Exercise prompt.
Search the material for "name" and show all lines that contain it.

[Collected data entries]
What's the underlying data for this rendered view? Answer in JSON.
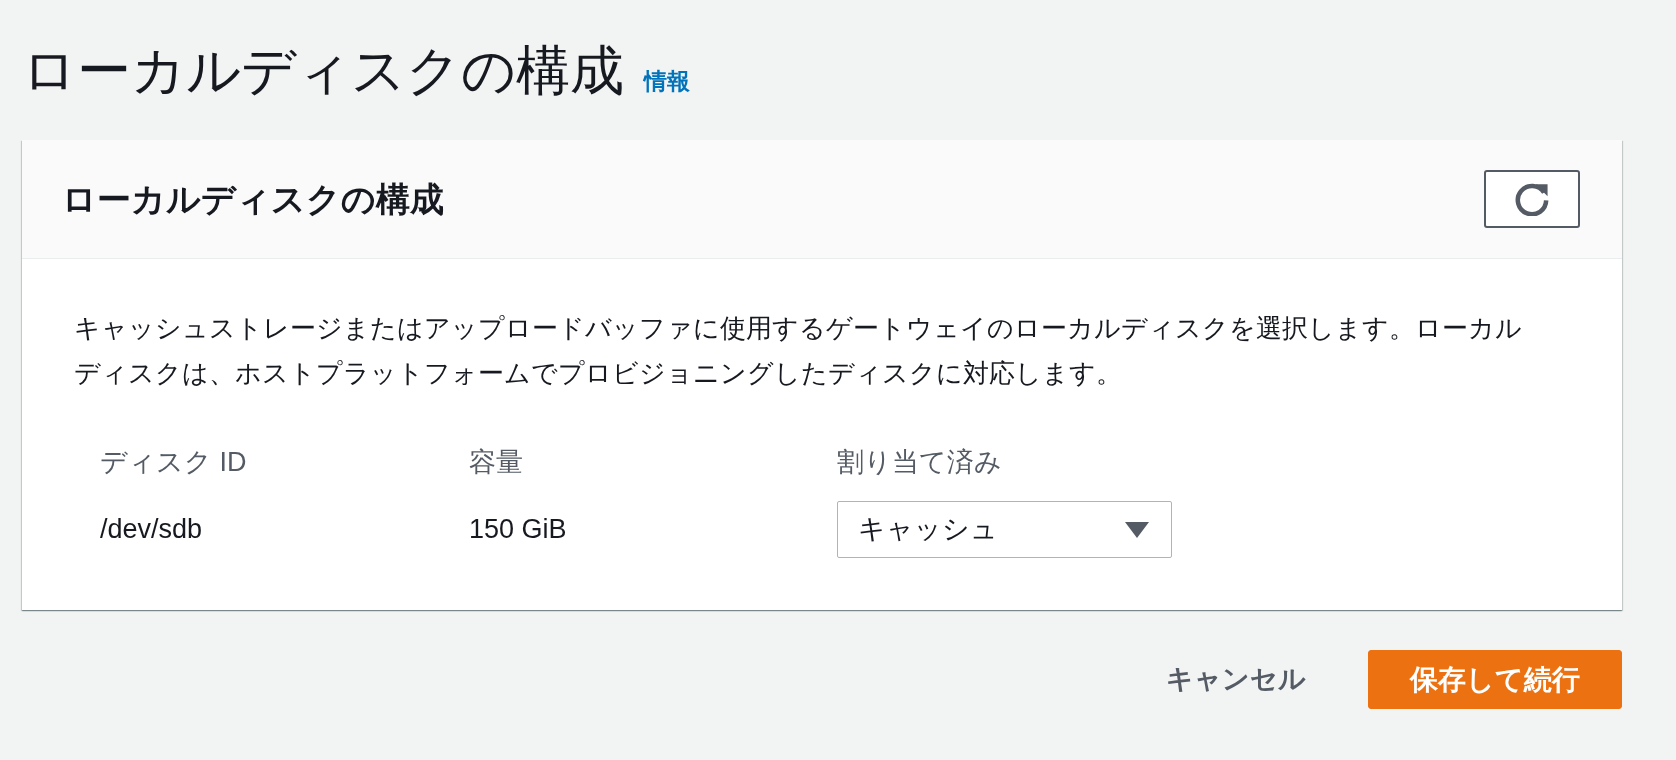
{
  "page": {
    "title": "ローカルディスクの構成",
    "info_link": "情報"
  },
  "panel": {
    "title": "ローカルディスクの構成",
    "description": "キャッシュストレージまたはアップロードバッファに使用するゲートウェイのローカルディスクを選択します。ローカルディスクは、ホストプラットフォームでプロビジョニングしたディスクに対応します。",
    "table": {
      "columns": [
        "ディスク ID",
        "容量",
        "割り当て済み"
      ],
      "rows": [
        {
          "disk_id": "/dev/sdb",
          "capacity": "150 GiB",
          "allocated": "キャッシュ"
        }
      ]
    }
  },
  "buttons": [
    {
      "label": "キャンセル",
      "kind": "link"
    },
    {
      "label": "保存して続行",
      "kind": "primary"
    }
  ]
}
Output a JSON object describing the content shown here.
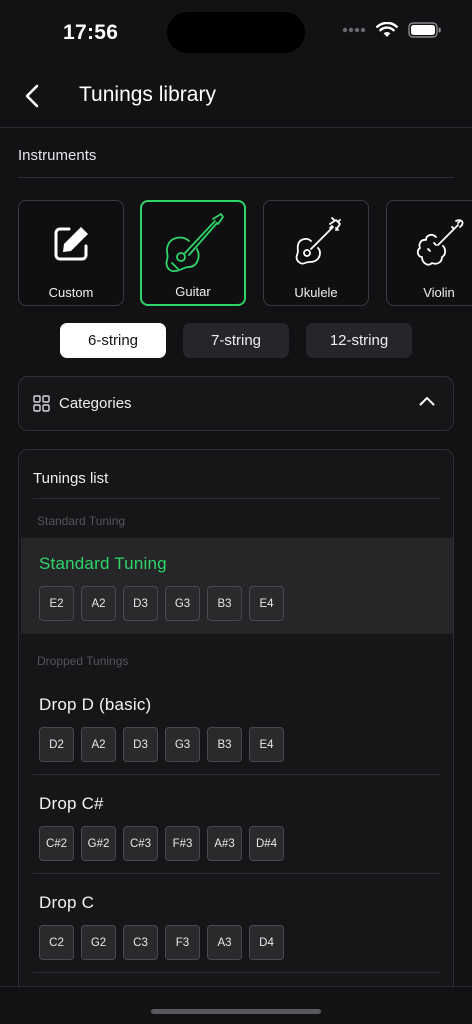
{
  "status": {
    "time": "17:56"
  },
  "header": {
    "title": "Tunings library"
  },
  "instruments": {
    "label": "Instruments",
    "items": [
      {
        "label": "Custom",
        "icon": "edit-icon",
        "active": false
      },
      {
        "label": "Guitar",
        "icon": "guitar-icon",
        "active": true
      },
      {
        "label": "Ukulele",
        "icon": "ukulele-icon",
        "active": false
      },
      {
        "label": "Violin",
        "icon": "violin-icon",
        "active": false
      }
    ]
  },
  "variants": [
    {
      "label": "6-string",
      "active": true
    },
    {
      "label": "7-string",
      "active": false
    },
    {
      "label": "12-string",
      "active": false
    }
  ],
  "categories": {
    "label": "Categories"
  },
  "tunings": {
    "title": "Tunings list",
    "groups": [
      {
        "label": "Standard Tuning",
        "items": [
          {
            "name": "Standard Tuning",
            "selected": true,
            "notes": [
              "E2",
              "A2",
              "D3",
              "G3",
              "B3",
              "E4"
            ]
          }
        ]
      },
      {
        "label": "Dropped Tunings",
        "items": [
          {
            "name": "Drop D (basic)",
            "selected": false,
            "notes": [
              "D2",
              "A2",
              "D3",
              "G3",
              "B3",
              "E4"
            ]
          },
          {
            "name": "Drop C#",
            "selected": false,
            "notes": [
              "C#2",
              "G#2",
              "C#3",
              "F#3",
              "A#3",
              "D#4"
            ]
          },
          {
            "name": "Drop C",
            "selected": false,
            "notes": [
              "C2",
              "G2",
              "C3",
              "F3",
              "A3",
              "D4"
            ]
          }
        ]
      }
    ]
  },
  "colors": {
    "accent": "#2fd46a",
    "background": "#121214",
    "panel": "#161618"
  }
}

Task response.
            "name": "Standard Tuning",
            "name": "Drop D (basic)",
            "name": "Drop C#",
            "name": "Drop C",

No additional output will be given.